MATERIAL SUPPLIED:
■ ■ ■ ■ ■ ■ ■

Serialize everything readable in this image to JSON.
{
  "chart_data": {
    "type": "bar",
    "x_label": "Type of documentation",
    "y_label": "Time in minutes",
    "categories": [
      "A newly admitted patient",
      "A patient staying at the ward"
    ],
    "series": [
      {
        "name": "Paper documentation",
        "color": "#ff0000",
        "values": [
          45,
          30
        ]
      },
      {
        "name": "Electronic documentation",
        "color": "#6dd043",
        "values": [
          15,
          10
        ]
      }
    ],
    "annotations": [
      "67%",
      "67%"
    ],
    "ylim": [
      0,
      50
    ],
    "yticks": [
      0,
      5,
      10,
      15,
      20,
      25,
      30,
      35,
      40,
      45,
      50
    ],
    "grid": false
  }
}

■ ■ ■ ■ ■ ■ ■

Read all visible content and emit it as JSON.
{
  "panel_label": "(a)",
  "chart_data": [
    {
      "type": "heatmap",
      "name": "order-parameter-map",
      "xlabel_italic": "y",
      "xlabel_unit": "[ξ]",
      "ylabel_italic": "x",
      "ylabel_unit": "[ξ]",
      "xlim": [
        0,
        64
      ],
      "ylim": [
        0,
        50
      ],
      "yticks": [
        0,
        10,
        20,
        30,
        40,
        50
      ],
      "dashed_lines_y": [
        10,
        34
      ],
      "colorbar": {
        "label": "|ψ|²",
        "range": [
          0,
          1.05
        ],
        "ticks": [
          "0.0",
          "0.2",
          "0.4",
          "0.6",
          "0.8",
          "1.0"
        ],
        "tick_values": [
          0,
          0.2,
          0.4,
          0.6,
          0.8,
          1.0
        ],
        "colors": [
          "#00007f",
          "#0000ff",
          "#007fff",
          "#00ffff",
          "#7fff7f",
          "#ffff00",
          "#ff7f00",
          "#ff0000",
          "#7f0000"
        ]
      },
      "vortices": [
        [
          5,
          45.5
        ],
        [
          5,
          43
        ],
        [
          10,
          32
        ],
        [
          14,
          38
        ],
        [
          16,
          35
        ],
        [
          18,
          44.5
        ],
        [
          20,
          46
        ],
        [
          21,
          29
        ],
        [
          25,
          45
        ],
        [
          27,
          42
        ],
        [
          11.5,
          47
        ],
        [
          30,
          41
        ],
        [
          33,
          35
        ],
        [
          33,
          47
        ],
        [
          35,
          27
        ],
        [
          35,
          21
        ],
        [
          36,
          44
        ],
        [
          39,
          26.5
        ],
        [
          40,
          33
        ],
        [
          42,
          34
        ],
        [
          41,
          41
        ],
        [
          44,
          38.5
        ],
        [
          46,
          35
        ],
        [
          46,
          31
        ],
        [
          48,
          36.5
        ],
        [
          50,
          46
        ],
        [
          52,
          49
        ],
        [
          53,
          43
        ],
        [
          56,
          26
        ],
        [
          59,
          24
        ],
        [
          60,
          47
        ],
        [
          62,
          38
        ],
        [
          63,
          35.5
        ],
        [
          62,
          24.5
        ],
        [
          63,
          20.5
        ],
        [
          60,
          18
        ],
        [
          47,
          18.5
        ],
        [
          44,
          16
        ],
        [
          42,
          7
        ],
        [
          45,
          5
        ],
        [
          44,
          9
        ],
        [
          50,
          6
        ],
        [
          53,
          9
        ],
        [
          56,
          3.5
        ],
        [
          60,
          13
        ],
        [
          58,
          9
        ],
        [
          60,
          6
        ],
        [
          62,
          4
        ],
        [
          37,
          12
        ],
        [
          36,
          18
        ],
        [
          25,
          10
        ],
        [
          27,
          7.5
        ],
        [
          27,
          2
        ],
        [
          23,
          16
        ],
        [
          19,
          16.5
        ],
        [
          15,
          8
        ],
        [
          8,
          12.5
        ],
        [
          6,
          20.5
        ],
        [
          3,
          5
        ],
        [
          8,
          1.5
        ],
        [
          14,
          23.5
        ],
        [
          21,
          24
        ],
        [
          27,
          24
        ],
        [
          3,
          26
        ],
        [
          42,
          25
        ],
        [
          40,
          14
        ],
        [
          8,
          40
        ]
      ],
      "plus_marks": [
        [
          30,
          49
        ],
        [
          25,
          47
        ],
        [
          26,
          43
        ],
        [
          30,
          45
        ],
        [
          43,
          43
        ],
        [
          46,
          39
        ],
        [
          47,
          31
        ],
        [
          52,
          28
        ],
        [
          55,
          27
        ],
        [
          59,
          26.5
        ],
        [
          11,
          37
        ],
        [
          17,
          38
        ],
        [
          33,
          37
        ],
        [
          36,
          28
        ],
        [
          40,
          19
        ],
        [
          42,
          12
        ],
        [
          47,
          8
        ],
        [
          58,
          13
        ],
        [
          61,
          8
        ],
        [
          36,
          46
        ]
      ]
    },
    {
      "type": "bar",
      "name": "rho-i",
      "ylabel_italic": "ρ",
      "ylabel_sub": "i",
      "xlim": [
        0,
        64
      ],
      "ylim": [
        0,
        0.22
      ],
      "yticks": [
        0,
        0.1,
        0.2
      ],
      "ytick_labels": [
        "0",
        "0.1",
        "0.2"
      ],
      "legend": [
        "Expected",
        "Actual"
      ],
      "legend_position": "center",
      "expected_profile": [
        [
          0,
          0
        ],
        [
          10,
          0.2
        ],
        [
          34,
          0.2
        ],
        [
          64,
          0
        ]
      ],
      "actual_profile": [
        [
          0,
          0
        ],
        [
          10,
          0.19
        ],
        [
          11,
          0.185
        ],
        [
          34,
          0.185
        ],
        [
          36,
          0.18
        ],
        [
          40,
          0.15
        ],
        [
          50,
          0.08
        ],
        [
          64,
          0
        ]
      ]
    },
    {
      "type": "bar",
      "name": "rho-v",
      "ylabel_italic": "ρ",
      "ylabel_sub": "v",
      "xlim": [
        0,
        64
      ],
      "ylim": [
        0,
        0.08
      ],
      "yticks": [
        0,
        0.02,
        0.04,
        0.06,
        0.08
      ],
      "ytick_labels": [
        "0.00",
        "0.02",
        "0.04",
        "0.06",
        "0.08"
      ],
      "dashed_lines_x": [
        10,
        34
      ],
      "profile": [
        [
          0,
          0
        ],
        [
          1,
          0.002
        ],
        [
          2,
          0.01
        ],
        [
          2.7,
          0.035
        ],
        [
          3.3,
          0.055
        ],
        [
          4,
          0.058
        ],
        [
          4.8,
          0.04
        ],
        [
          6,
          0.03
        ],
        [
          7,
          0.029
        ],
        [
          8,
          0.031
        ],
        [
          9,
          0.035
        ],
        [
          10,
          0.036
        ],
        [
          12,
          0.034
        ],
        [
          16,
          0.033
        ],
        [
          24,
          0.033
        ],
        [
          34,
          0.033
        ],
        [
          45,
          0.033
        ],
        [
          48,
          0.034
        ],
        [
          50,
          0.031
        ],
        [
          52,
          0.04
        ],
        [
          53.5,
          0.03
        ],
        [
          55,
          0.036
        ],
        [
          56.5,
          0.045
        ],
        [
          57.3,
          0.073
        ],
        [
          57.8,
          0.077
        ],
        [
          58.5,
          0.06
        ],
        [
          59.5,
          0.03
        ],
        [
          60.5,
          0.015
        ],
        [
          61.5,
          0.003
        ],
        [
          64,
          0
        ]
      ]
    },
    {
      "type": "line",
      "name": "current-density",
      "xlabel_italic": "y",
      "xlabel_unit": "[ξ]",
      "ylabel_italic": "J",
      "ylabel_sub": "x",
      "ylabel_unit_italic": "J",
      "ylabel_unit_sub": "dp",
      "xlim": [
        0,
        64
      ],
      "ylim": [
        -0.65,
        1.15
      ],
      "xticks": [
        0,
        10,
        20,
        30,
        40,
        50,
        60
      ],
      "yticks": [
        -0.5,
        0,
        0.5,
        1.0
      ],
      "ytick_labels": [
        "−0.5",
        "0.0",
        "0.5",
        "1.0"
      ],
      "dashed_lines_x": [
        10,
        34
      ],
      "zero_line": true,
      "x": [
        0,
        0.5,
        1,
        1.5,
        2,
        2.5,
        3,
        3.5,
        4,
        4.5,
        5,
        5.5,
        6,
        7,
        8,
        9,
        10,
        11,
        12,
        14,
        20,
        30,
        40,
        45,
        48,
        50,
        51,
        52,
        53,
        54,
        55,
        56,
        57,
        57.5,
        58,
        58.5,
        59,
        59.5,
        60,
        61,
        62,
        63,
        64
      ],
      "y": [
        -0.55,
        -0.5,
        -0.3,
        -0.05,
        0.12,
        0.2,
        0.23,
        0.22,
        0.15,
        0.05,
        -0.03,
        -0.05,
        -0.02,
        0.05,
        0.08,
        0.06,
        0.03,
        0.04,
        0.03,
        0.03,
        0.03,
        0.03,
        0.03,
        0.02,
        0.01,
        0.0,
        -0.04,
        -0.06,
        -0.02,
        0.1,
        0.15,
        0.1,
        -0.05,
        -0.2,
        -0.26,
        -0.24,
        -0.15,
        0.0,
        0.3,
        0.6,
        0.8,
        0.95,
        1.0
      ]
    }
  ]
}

■ ■ ■ ■ ■ ■ ■

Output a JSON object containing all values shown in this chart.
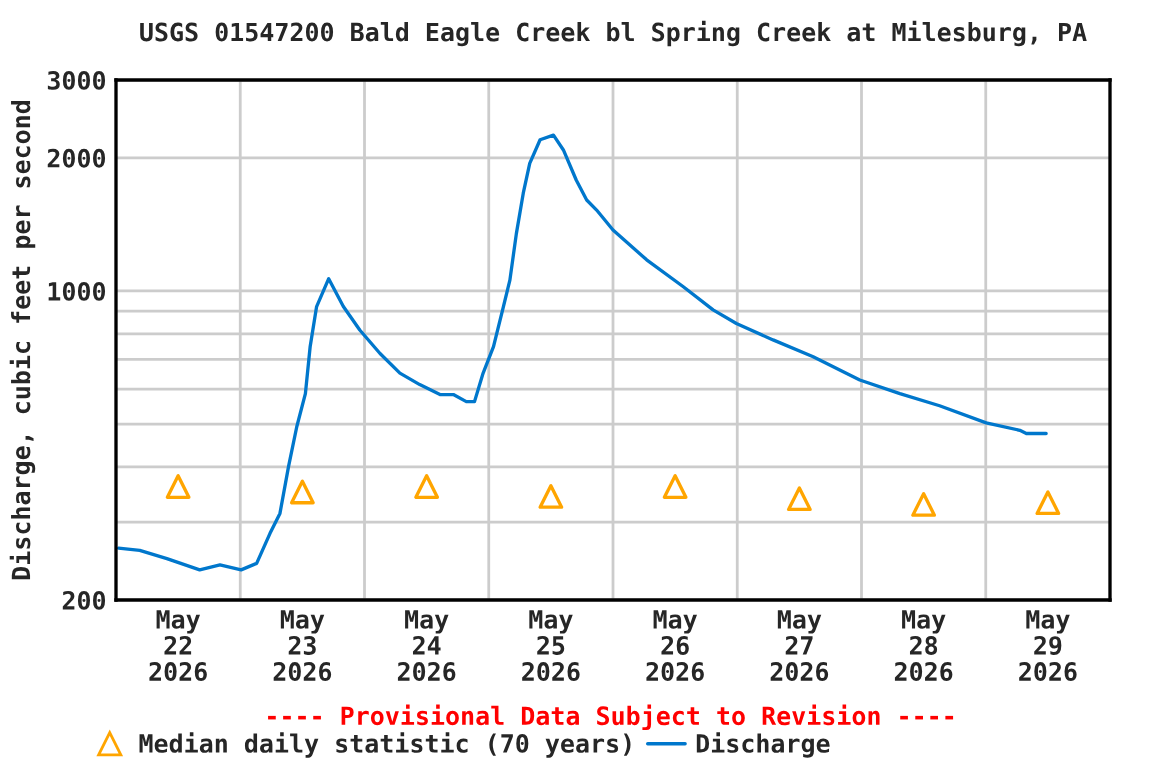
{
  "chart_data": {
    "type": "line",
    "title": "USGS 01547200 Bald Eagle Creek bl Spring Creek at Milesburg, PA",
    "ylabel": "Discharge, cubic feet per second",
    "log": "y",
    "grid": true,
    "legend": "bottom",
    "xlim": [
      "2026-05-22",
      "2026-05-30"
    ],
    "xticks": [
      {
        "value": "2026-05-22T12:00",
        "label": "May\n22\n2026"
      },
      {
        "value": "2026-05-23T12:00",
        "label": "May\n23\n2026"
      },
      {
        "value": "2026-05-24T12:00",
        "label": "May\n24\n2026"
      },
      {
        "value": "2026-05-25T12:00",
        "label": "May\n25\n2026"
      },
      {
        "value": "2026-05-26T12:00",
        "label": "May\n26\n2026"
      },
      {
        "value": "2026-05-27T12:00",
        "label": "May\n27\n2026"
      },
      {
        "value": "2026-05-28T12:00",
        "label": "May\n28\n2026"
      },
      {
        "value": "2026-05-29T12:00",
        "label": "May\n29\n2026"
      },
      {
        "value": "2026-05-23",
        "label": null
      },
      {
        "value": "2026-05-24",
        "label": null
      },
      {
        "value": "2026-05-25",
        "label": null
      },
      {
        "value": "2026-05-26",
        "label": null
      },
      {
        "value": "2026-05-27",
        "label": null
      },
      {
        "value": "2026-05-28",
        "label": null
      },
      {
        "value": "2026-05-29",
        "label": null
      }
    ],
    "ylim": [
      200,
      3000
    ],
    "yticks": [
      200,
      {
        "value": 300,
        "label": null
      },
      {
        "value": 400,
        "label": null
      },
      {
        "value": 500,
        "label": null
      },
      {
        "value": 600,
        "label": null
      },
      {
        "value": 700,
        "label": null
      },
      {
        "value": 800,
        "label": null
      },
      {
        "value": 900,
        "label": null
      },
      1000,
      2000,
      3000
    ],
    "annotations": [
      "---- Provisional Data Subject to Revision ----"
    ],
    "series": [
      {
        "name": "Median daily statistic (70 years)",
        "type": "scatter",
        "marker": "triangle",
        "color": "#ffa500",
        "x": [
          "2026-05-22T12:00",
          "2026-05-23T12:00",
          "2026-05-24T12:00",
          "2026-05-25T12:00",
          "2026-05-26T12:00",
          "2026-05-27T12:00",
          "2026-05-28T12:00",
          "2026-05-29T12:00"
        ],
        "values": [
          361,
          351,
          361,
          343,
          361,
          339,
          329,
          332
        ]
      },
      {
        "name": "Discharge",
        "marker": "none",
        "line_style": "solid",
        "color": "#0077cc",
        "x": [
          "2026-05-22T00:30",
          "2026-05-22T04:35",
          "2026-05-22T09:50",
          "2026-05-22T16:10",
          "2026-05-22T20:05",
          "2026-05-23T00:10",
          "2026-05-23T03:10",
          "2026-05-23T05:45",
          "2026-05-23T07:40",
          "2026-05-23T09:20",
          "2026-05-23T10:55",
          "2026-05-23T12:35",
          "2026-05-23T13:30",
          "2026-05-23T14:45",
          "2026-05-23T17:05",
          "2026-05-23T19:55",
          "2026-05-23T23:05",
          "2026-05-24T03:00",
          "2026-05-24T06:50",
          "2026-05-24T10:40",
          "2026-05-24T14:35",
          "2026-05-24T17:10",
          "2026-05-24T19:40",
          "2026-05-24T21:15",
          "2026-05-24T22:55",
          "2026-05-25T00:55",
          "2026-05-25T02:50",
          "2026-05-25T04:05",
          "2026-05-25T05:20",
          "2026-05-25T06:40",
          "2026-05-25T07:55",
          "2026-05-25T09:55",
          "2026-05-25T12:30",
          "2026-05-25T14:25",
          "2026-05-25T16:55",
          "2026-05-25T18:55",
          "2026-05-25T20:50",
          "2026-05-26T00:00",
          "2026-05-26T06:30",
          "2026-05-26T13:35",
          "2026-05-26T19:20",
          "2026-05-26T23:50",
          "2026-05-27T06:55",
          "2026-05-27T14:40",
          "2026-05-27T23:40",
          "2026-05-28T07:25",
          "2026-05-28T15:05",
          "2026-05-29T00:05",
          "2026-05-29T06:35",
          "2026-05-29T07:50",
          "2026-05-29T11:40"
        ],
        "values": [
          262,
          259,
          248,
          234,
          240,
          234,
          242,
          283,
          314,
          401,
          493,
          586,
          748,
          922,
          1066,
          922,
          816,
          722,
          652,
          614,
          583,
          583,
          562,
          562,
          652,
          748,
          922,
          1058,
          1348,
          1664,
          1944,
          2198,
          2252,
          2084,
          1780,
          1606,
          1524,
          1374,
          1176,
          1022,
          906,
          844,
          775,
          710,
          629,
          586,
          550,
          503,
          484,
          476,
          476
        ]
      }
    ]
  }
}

■ ■ ■ ■ ■ ■ ■

WHAT YOU NEED TO DO:
Looking at the records above, count the lines where the word "patient" appears. State only the number.

CORRECT ANSWER:
2